■ Goal ■
Begin at the line that contains "Enumerate this screenshot's" and quote each line exactly through the last one. Leave pictures out.

Collected data entries
>> start
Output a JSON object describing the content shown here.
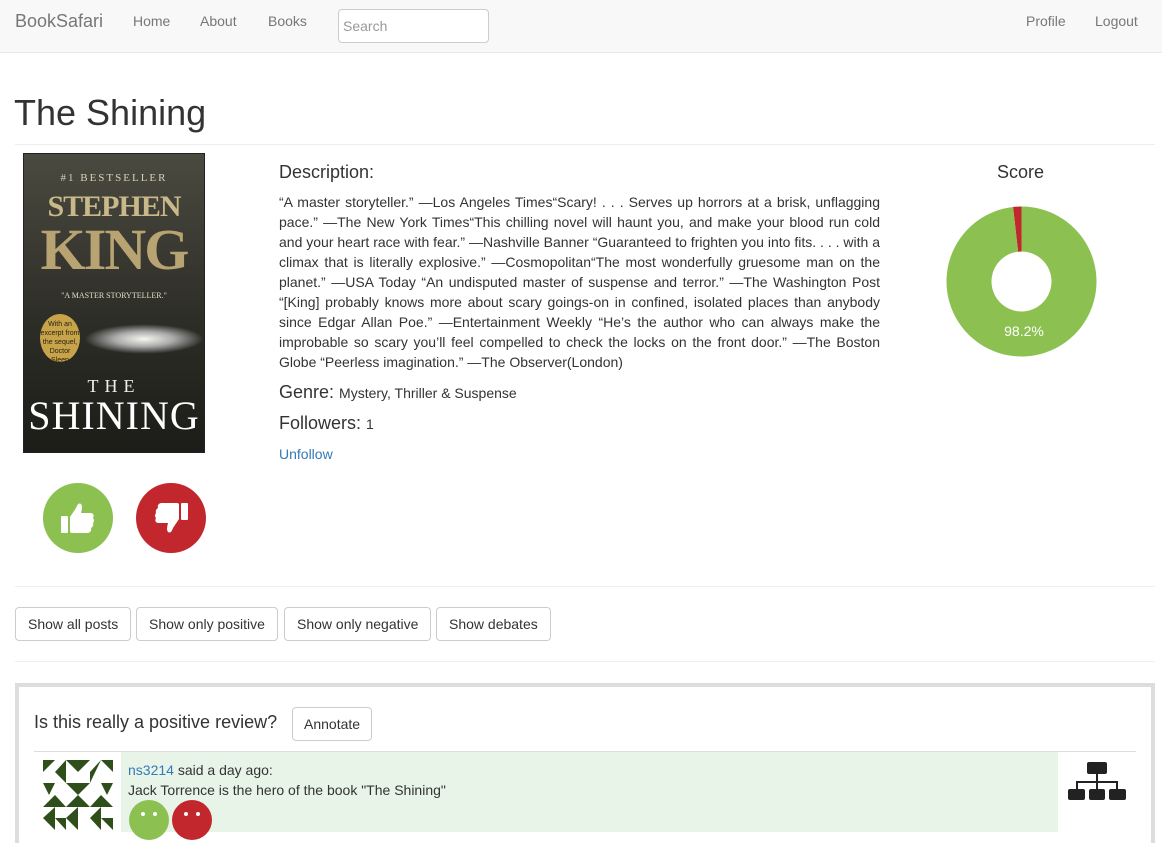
{
  "navbar": {
    "brand": "BookSafari",
    "links": [
      "Home",
      "About",
      "Books"
    ],
    "search_placeholder": "Search",
    "right_links": [
      "Profile",
      "Logout"
    ]
  },
  "book": {
    "title": "The Shining",
    "cover": {
      "tag": "#1 BESTSELLER",
      "author_first": "STEPHEN",
      "author_last": "KING",
      "blurb": "\"A MASTER STORYTELLER.\"",
      "seal": "With an excerpt from the sequel, Doctor Sleep",
      "title_top": "THE",
      "title_bottom": "SHINING"
    },
    "description_label": "Description:",
    "description": "“A master storyteller.” —Los Angeles Times“Scary! . . . Serves up horrors at a brisk, unflagging pace.” —The New York Times“This chilling novel will haunt you, and make your blood run cold and your heart race with fear.” —Nashville Banner “Guaranteed to frighten you into fits. . . . with a climax that is literally explosive.” —Cosmopolitan“The most wonderfully gruesome man on the planet.” —USA Today “An undisputed master of suspense and terror.” —The Washington Post “[King] probably knows more about scary goings-on in confined, isolated places than anybody since Edgar Allan Poe.” —Entertainment Weekly “He’s the author who can always make the improbable so scary you’ll feel compelled to check the locks on the front door.” —The Boston Globe “Peerless imagination.” —The Observer(London)",
    "genre_label": "Genre:",
    "genre": "Mystery, Thriller & Suspense",
    "followers_label": "Followers:",
    "followers": "1",
    "unfollow_label": "Unfollow"
  },
  "score": {
    "title": "Score",
    "positive_fraction": 0.982,
    "label": "98.2%",
    "positive_color": "#8cc152",
    "negative_color": "#c1272d"
  },
  "filters": [
    "Show all posts",
    "Show only positive",
    "Show only negative",
    "Show debates"
  ],
  "post": {
    "question": "Is this really a positive review?",
    "annotate_label": "Annotate",
    "username": "ns3214",
    "said": " said a day ago:",
    "text": "Jack Torrence is the hero of the book \"The Shining\""
  }
}
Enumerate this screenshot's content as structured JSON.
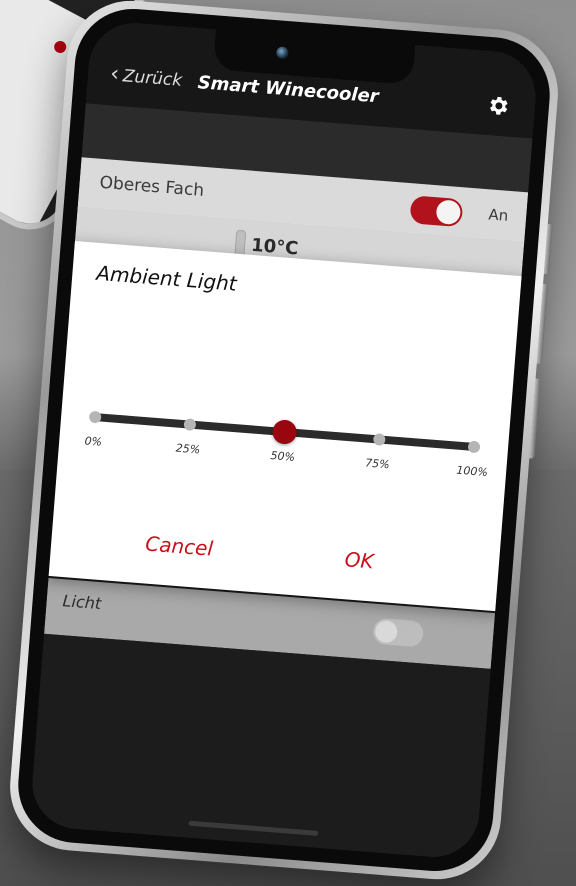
{
  "nav": {
    "back_label": "Zurück",
    "back_icon": "chevron-left-icon",
    "title": "Smart Winecooler",
    "settings_icon": "gear-icon"
  },
  "compartment": {
    "label": "Oberes Fach",
    "toggle_on": true,
    "toggle_state_label": "An",
    "temperature": "10°C"
  },
  "dialog": {
    "title": "Ambient Light",
    "slider": {
      "stops": [
        "0%",
        "25%",
        "50%",
        "75%",
        "100%"
      ],
      "value_percent": 50
    },
    "cancel_label": "Cancel",
    "ok_label": "OK"
  },
  "light": {
    "label": "Licht",
    "toggle_on": false
  },
  "colors": {
    "accent": "#c8101c",
    "thumb": "#9a0610",
    "toggle_on": "#b2121b"
  }
}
>> end
■ Solution for this problem ■
Enumerate this screenshot's content as structured JSON.
{
  "nav": {
    "back_label": "Zurück",
    "back_icon": "chevron-left-icon",
    "title": "Smart Winecooler",
    "settings_icon": "gear-icon"
  },
  "compartment": {
    "label": "Oberes Fach",
    "toggle_on": true,
    "toggle_state_label": "An",
    "temperature": "10°C"
  },
  "dialog": {
    "title": "Ambient Light",
    "slider": {
      "stops": [
        "0%",
        "25%",
        "50%",
        "75%",
        "100%"
      ],
      "value_percent": 50
    },
    "cancel_label": "Cancel",
    "ok_label": "OK"
  },
  "light": {
    "label": "Licht",
    "toggle_on": false
  },
  "colors": {
    "accent": "#c8101c",
    "thumb": "#9a0610",
    "toggle_on": "#b2121b"
  }
}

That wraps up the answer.